Rewrite the material below, changing every "Wildlife.wmv" to "Beach.mp4" and keeping everything else the same. Leave the pictures out of your answer.

Region boundary data
****
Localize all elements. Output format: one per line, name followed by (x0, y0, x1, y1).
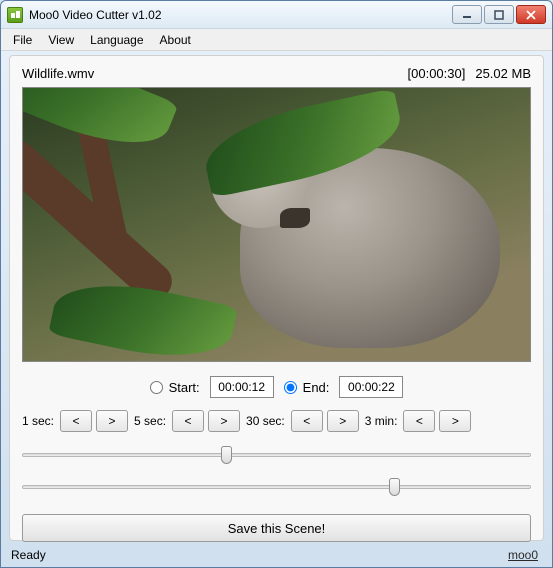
brand-link[interactable]: moo0 (508, 548, 538, 562)
step-1sec-label: 1 sec: (22, 414, 54, 428)
close-icon (526, 10, 536, 20)
step-5sec: 5 sec: < > (134, 410, 240, 432)
step-3min: 3 min: < > (365, 410, 472, 432)
start-slider-thumb[interactable] (221, 446, 232, 464)
start-slider-wrap (22, 444, 531, 466)
step-5sec-back-button[interactable]: < (172, 410, 204, 432)
step-3min-label: 3 min: (365, 414, 398, 428)
menu-about[interactable]: About (152, 31, 199, 49)
end-label: End: (303, 380, 330, 395)
step-row: 1 sec: < > 5 sec: < > 30 sec: < > 3 min:… (22, 410, 531, 432)
start-end-row: Start: End: (22, 376, 531, 398)
end-time-input[interactable] (339, 376, 403, 398)
window-title: Moo0 Video Cutter v1.02 (29, 8, 452, 22)
app-icon (7, 7, 23, 23)
end-slider-wrap (22, 476, 531, 498)
menu-view[interactable]: View (40, 31, 82, 49)
app-window: Moo0 Video Cutter v1.02 File View Langua… (0, 0, 553, 568)
menu-file[interactable]: File (5, 31, 40, 49)
close-button[interactable] (516, 5, 546, 24)
video-preview[interactable] (22, 87, 531, 362)
step-5sec-label: 5 sec: (134, 414, 166, 428)
step-1sec-fwd-button[interactable]: > (96, 410, 128, 432)
step-3min-fwd-button[interactable]: > (439, 410, 471, 432)
end-radio-label[interactable]: End: (284, 380, 330, 395)
file-info-row: Wildlife.wmv [00:00:30] 25.02 MB (22, 66, 531, 81)
end-radio[interactable] (284, 381, 297, 394)
maximize-button[interactable] (484, 5, 514, 24)
titlebar[interactable]: Moo0 Video Cutter v1.02 (1, 1, 552, 29)
step-30sec-back-button[interactable]: < (291, 410, 323, 432)
step-30sec-fwd-button[interactable]: > (327, 410, 359, 432)
step-30sec: 30 sec: < > (246, 410, 359, 432)
file-name: Wildlife.wmv (22, 66, 94, 81)
step-1sec: 1 sec: < > (22, 410, 128, 432)
step-30sec-label: 30 sec: (246, 414, 285, 428)
step-5sec-fwd-button[interactable]: > (208, 410, 240, 432)
minimize-button[interactable] (452, 5, 482, 24)
client-area: Wildlife.wmv [00:00:30] 25.02 MB Start: … (9, 55, 544, 541)
start-label: Start: (169, 380, 200, 395)
maximize-icon (494, 10, 504, 20)
start-radio-label[interactable]: Start: (150, 380, 200, 395)
menu-language[interactable]: Language (82, 31, 151, 49)
start-radio[interactable] (150, 381, 163, 394)
end-slider[interactable] (22, 476, 531, 498)
save-scene-button[interactable]: Save this Scene! (22, 514, 531, 542)
window-controls (452, 5, 546, 24)
start-time-input[interactable] (210, 376, 274, 398)
minimize-icon (462, 10, 472, 20)
step-1sec-back-button[interactable]: < (60, 410, 92, 432)
statusbar: Ready moo0 (5, 545, 544, 565)
start-slider[interactable] (22, 444, 531, 466)
slider-track (22, 485, 531, 489)
file-duration: [00:00:30] (408, 66, 466, 81)
step-3min-back-button[interactable]: < (403, 410, 435, 432)
status-text: Ready (11, 548, 46, 562)
end-slider-thumb[interactable] (389, 478, 400, 496)
menubar: File View Language About (1, 29, 552, 51)
slider-track (22, 453, 531, 457)
file-size: 25.02 MB (475, 66, 531, 81)
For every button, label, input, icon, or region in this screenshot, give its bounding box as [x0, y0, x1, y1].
****
**Solution**
Localize all elements. Output format: one per line, name followed by (x0, y0, x1, y1).
brand-link[interactable]: moo0 (508, 548, 538, 562)
step-1sec-label: 1 sec: (22, 414, 54, 428)
close-icon (526, 10, 536, 20)
step-5sec: 5 sec: < > (134, 410, 240, 432)
step-3min: 3 min: < > (365, 410, 472, 432)
start-slider-thumb[interactable] (221, 446, 232, 464)
start-slider-wrap (22, 444, 531, 466)
step-5sec-back-button[interactable]: < (172, 410, 204, 432)
step-3min-label: 3 min: (365, 414, 398, 428)
menu-about[interactable]: About (152, 31, 199, 49)
end-label: End: (303, 380, 330, 395)
step-row: 1 sec: < > 5 sec: < > 30 sec: < > 3 min:… (22, 410, 531, 432)
start-end-row: Start: End: (22, 376, 531, 398)
end-time-input[interactable] (339, 376, 403, 398)
window-title: Moo0 Video Cutter v1.02 (29, 8, 452, 22)
app-icon (7, 7, 23, 23)
end-slider-wrap (22, 476, 531, 498)
menu-view[interactable]: View (40, 31, 82, 49)
app-window: Moo0 Video Cutter v1.02 File View Langua… (0, 0, 553, 568)
menu-file[interactable]: File (5, 31, 40, 49)
close-button[interactable] (516, 5, 546, 24)
video-preview[interactable] (22, 87, 531, 362)
step-5sec-label: 5 sec: (134, 414, 166, 428)
step-1sec-fwd-button[interactable]: > (96, 410, 128, 432)
step-3min-fwd-button[interactable]: > (439, 410, 471, 432)
end-radio-label[interactable]: End: (284, 380, 330, 395)
file-info-row: Beach.mp4 [00:00:30] 25.02 MB (22, 66, 531, 81)
end-radio[interactable] (284, 381, 297, 394)
maximize-button[interactable] (484, 5, 514, 24)
titlebar[interactable]: Moo0 Video Cutter v1.02 (1, 1, 552, 29)
step-30sec-back-button[interactable]: < (291, 410, 323, 432)
step-30sec-fwd-button[interactable]: > (327, 410, 359, 432)
step-30sec: 30 sec: < > (246, 410, 359, 432)
file-name: Beach.mp4 (22, 66, 94, 81)
step-1sec: 1 sec: < > (22, 410, 128, 432)
step-30sec-label: 30 sec: (246, 414, 285, 428)
step-5sec-fwd-button[interactable]: > (208, 410, 240, 432)
minimize-button[interactable] (452, 5, 482, 24)
client-area: Beach.mp4 [00:00:30] 25.02 MB Start: … (9, 55, 544, 541)
start-label: Start: (169, 380, 200, 395)
maximize-icon (494, 10, 504, 20)
start-radio-label[interactable]: Start: (150, 380, 200, 395)
menu-language[interactable]: Language (82, 31, 151, 49)
start-radio[interactable] (150, 381, 163, 394)
end-slider[interactable] (22, 476, 531, 498)
save-scene-button[interactable]: Save this Scene! (22, 514, 531, 542)
window-controls (452, 5, 546, 24)
start-time-input[interactable] (210, 376, 274, 398)
minimize-icon (462, 10, 472, 20)
step-1sec-back-button[interactable]: < (60, 410, 92, 432)
statusbar: Ready moo0 (5, 545, 544, 565)
start-slider[interactable] (22, 444, 531, 466)
slider-track (22, 485, 531, 489)
file-duration: [00:00:30] (408, 66, 466, 81)
step-3min-back-button[interactable]: < (403, 410, 435, 432)
status-text: Ready (11, 548, 46, 562)
end-slider-thumb[interactable] (389, 478, 400, 496)
menubar: File View Language About (1, 29, 552, 51)
slider-track (22, 453, 531, 457)
file-size: 25.02 MB (475, 66, 531, 81)
For every button, label, input, icon, or region in this screenshot, give its bounding box as [x0, y0, x1, y1].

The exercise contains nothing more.